Directive ▸
Go through the listing and write out all of it exactly.

Data listing ▸
========================================================================

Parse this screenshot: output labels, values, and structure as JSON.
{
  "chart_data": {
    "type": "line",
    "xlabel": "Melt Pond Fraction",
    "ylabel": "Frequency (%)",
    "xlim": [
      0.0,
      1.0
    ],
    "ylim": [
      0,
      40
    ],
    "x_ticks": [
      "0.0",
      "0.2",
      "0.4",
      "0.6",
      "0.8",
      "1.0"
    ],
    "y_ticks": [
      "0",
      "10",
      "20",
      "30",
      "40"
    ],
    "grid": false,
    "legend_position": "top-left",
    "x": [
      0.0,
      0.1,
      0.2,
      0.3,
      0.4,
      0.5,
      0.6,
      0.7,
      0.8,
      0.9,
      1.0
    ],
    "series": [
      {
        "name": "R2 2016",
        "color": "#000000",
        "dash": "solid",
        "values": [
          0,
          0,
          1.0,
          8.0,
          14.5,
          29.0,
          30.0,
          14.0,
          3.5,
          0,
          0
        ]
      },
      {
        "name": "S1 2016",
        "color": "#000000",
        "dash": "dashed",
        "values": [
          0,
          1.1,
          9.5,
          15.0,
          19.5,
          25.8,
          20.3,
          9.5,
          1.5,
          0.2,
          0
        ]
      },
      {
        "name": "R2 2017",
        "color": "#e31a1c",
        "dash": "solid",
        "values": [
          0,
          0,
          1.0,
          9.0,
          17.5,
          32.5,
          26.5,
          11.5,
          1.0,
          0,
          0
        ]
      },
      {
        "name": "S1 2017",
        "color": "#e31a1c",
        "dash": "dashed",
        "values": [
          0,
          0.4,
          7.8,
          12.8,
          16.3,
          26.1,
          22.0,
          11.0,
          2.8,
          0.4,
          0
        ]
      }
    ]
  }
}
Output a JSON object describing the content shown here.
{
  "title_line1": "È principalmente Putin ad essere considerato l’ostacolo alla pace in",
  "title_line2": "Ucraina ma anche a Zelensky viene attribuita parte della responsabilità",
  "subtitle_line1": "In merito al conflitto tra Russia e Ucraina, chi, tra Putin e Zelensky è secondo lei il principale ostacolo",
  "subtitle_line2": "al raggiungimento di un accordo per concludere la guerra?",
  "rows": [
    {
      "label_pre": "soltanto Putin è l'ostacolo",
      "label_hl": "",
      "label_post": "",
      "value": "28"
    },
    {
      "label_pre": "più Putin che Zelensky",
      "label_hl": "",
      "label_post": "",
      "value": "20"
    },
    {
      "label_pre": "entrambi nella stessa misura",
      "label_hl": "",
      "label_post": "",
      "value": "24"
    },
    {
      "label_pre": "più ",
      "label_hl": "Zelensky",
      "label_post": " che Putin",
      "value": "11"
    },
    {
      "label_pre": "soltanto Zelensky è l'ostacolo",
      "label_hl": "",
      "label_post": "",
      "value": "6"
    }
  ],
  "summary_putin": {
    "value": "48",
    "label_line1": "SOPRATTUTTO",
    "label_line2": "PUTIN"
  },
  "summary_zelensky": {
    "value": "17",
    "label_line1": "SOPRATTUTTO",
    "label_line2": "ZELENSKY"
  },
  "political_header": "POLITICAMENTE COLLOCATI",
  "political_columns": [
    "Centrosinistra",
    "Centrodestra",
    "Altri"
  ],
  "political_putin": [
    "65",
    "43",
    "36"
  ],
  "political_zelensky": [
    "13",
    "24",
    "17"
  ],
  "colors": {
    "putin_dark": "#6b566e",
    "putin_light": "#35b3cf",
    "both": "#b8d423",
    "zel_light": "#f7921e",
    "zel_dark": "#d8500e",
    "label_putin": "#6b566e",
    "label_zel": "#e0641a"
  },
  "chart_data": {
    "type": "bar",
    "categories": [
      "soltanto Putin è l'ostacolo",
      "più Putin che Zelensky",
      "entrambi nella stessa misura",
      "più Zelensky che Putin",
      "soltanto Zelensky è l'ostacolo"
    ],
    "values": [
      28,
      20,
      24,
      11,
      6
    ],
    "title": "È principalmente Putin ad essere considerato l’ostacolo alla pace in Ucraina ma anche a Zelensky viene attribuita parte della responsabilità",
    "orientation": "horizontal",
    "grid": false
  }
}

========================================================================

Problem solution ▸
Parse this screenshot: output labels, values, and structure as JSON.
{
  "chart_data": {
    "type": "line",
    "xlabel": "Melt Pond Fraction",
    "ylabel": "Frequency (%)",
    "xlim": [
      0.0,
      1.0
    ],
    "ylim": [
      0,
      40
    ],
    "x_ticks": [
      "0.0",
      "0.2",
      "0.4",
      "0.6",
      "0.8",
      "1.0"
    ],
    "y_ticks": [
      "0",
      "10",
      "20",
      "30",
      "40"
    ],
    "grid": false,
    "legend_position": "top-left",
    "x": [
      0.0,
      0.1,
      0.2,
      0.3,
      0.4,
      0.5,
      0.6,
      0.7,
      0.8,
      0.9,
      1.0
    ],
    "series": [
      {
        "name": "R2 2016",
        "color": "#000000",
        "dash": "solid",
        "values": [
          0,
          0,
          1.0,
          8.0,
          14.5,
          29.0,
          30.0,
          14.0,
          3.5,
          0,
          0
        ]
      },
      {
        "name": "S1 2016",
        "color": "#000000",
        "dash": "dashed",
        "values": [
          0,
          1.1,
          9.5,
          15.0,
          19.5,
          25.8,
          20.3,
          9.5,
          1.5,
          0.2,
          0
        ]
      },
      {
        "name": "R2 2017",
        "color": "#e31a1c",
        "dash": "solid",
        "values": [
          0,
          0,
          1.0,
          9.0,
          17.5,
          32.5,
          26.5,
          11.5,
          1.0,
          0,
          0
        ]
      },
      {
        "name": "S1 2017",
        "color": "#e31a1c",
        "dash": "dashed",
        "values": [
          0,
          0.4,
          7.8,
          12.8,
          16.3,
          26.1,
          22.0,
          11.0,
          2.8,
          0.4,
          0
        ]
      }
    ]
  }
}
Output a JSON object describing the content shown here.
{
  "title_line1": "È principalmente Putin ad essere considerato l’ostacolo alla pace in",
  "title_line2": "Ucraina ma anche a Zelensky viene attribuita parte della responsabilità",
  "subtitle_line1": "In merito al conflitto tra Russia e Ucraina, chi, tra Putin e Zelensky è secondo lei il principale ostacolo",
  "subtitle_line2": "al raggiungimento di un accordo per concludere la guerra?",
  "rows": [
    {
      "label_pre": "soltanto Putin è l'ostacolo",
      "label_hl": "",
      "label_post": "",
      "value": "28"
    },
    {
      "label_pre": "più Putin che Zelensky",
      "label_hl": "",
      "label_post": "",
      "value": "20"
    },
    {
      "label_pre": "entrambi nella stessa misura",
      "label_hl": "",
      "label_post": "",
      "value": "24"
    },
    {
      "label_pre": "più ",
      "label_hl": "Zelensky",
      "label_post": " che Putin",
      "value": "11"
    },
    {
      "label_pre": "soltanto Zelensky è l'ostacolo",
      "label_hl": "",
      "label_post": "",
      "value": "6"
    }
  ],
  "summary_putin": {
    "value": "48",
    "label_line1": "SOPRATTUTTO",
    "label_line2": "PUTIN"
  },
  "summary_zelensky": {
    "value": "17",
    "label_line1": "SOPRATTUTTO",
    "label_line2": "ZELENSKY"
  },
  "political_header": "POLITICAMENTE COLLOCATI",
  "political_columns": [
    "Centrosinistra",
    "Centrodestra",
    "Altri"
  ],
  "political_putin": [
    "65",
    "43",
    "36"
  ],
  "political_zelensky": [
    "13",
    "24",
    "17"
  ],
  "colors": {
    "putin_dark": "#6b566e",
    "putin_light": "#35b3cf",
    "both": "#b8d423",
    "zel_light": "#f7921e",
    "zel_dark": "#d8500e",
    "label_putin": "#6b566e",
    "label_zel": "#e0641a"
  },
  "chart_data": {
    "type": "bar",
    "categories": [
      "soltanto Putin è l'ostacolo",
      "più Putin che Zelensky",
      "entrambi nella stessa misura",
      "più Zelensky che Putin",
      "soltanto Zelensky è l'ostacolo"
    ],
    "values": [
      28,
      20,
      24,
      11,
      6
    ],
    "title": "È principalmente Putin ad essere considerato l’ostacolo alla pace in Ucraina ma anche a Zelensky viene attribuita parte della responsabilità",
    "orientation": "horizontal",
    "grid": false
  }
}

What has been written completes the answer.